Present the lines of each entry below as a numbered list, omitting any blank lines.
━━━━━━━━━━━━━━━━
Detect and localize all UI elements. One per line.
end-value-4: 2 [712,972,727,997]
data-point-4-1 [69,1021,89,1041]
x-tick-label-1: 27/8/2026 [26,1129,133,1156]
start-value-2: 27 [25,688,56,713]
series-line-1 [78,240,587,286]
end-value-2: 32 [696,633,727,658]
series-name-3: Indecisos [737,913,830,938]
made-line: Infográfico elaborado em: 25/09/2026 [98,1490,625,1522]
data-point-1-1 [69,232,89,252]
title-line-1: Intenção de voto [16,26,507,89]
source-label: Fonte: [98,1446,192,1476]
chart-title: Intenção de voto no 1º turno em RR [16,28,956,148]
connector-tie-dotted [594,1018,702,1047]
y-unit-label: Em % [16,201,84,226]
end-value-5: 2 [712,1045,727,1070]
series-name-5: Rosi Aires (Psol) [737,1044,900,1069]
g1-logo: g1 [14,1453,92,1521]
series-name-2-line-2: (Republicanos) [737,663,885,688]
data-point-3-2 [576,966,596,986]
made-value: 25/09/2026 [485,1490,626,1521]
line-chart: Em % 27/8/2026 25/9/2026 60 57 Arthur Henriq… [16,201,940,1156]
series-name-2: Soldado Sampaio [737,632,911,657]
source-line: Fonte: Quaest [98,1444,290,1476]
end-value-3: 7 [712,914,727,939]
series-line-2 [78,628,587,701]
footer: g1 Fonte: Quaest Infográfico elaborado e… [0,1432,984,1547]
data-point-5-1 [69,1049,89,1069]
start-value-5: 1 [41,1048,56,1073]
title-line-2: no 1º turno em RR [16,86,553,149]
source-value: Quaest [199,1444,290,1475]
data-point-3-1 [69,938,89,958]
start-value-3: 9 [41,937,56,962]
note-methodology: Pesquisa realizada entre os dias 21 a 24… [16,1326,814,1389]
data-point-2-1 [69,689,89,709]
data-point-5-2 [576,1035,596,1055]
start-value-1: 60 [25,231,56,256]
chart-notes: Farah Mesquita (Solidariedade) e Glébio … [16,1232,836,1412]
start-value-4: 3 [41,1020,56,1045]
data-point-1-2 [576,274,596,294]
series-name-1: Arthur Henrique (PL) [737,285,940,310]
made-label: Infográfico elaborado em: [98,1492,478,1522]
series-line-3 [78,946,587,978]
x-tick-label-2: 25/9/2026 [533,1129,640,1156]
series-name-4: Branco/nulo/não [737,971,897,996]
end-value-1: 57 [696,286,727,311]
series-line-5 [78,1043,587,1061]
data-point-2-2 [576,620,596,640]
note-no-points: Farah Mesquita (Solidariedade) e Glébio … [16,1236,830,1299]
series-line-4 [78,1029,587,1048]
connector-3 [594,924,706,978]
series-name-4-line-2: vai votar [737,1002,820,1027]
━━━━━━━━━━━━━━━━
◆ **SOLUTION TO THE EXERCISE**:
1. Detect and localize all UI elements. One per line.
2. end-value-4: 2 [712,972,727,997]
3. data-point-4-1 [69,1021,89,1041]
4. x-tick-label-1: 27/8/2026 [26,1129,133,1156]
5. start-value-2: 27 [25,688,56,713]
6. series-line-1 [78,240,587,286]
7. end-value-2: 32 [696,633,727,658]
8. series-name-3: Indecisos [737,913,830,938]
9. made-line: Infográfico elaborado em: 25/09/2026 [98,1490,625,1522]
10. data-point-1-1 [69,232,89,252]
11. title-line-1: Intenção de voto [16,26,507,89]
12. source-label: Fonte: [98,1446,192,1476]
13. chart-title: Intenção de voto no 1º turno em RR [16,28,956,148]
14. connector-tie-dotted [594,1018,702,1047]
15. y-unit-label: Em % [16,201,84,226]
16. end-value-5: 2 [712,1045,727,1070]
17. series-name-5: Rosi Aires (Psol) [737,1044,900,1069]
18. g1-logo: g1 [14,1453,92,1521]
19. series-name-2-line-2: (Republicanos) [737,663,885,688]
20. data-point-3-2 [576,966,596,986]
21. made-value: 25/09/2026 [485,1490,626,1521]
22. line-chart: Em % 27/8/2026 25/9/2026 60 57 Arthur Henriq… [16,201,940,1156]
23. series-name-2: Soldado Sampaio [737,632,911,657]
24. source-line: Fonte: Quaest [98,1444,290,1476]
25. end-value-3: 7 [712,914,727,939]
26. series-line-2 [78,628,587,701]
27. footer: g1 Fonte: Quaest Infográfico elaborado e… [0,1432,984,1547]
28. data-point-5-1 [69,1049,89,1069]
29. start-value-5: 1 [41,1048,56,1073]
30. title-line-2: no 1º turno em RR [16,86,553,149]
31. source-value: Quaest [199,1444,290,1475]
32. data-point-3-1 [69,938,89,958]
33. start-value-3: 9 [41,937,56,962]
34. note-methodology: Pesquisa realizada entre os dias 21 a 24… [16,1326,814,1389]
35. data-point-2-1 [69,689,89,709]
36. data-point-5-2 [576,1035,596,1055]
37. start-value-1: 60 [25,231,56,256]
38. chart-notes: Farah Mesquita (Solidariedade) e Glébio … [16,1232,836,1412]
39. start-value-4: 3 [41,1020,56,1045]
40. data-point-1-2 [576,274,596,294]
41. series-name-1: Arthur Henrique (PL) [737,285,940,310]
42. made-label: Infográfico elaborado em: [98,1492,478,1522]
43. series-line-3 [78,946,587,978]
44. x-tick-label-2: 25/9/2026 [533,1129,640,1156]
45. series-name-4: Branco/nulo/não [737,971,897,996]
46. end-value-1: 57 [696,286,727,311]
47. series-line-5 [78,1043,587,1061]
48. data-point-2-2 [576,620,596,640]
49. note-no-points: Farah Mesquita (Solidariedade) e Glébio … [16,1236,830,1299]
50. series-line-4 [78,1029,587,1048]
51. connector-3 [594,924,706,978]
52. series-name-4-line-2: vai votar [737,1002,820,1027]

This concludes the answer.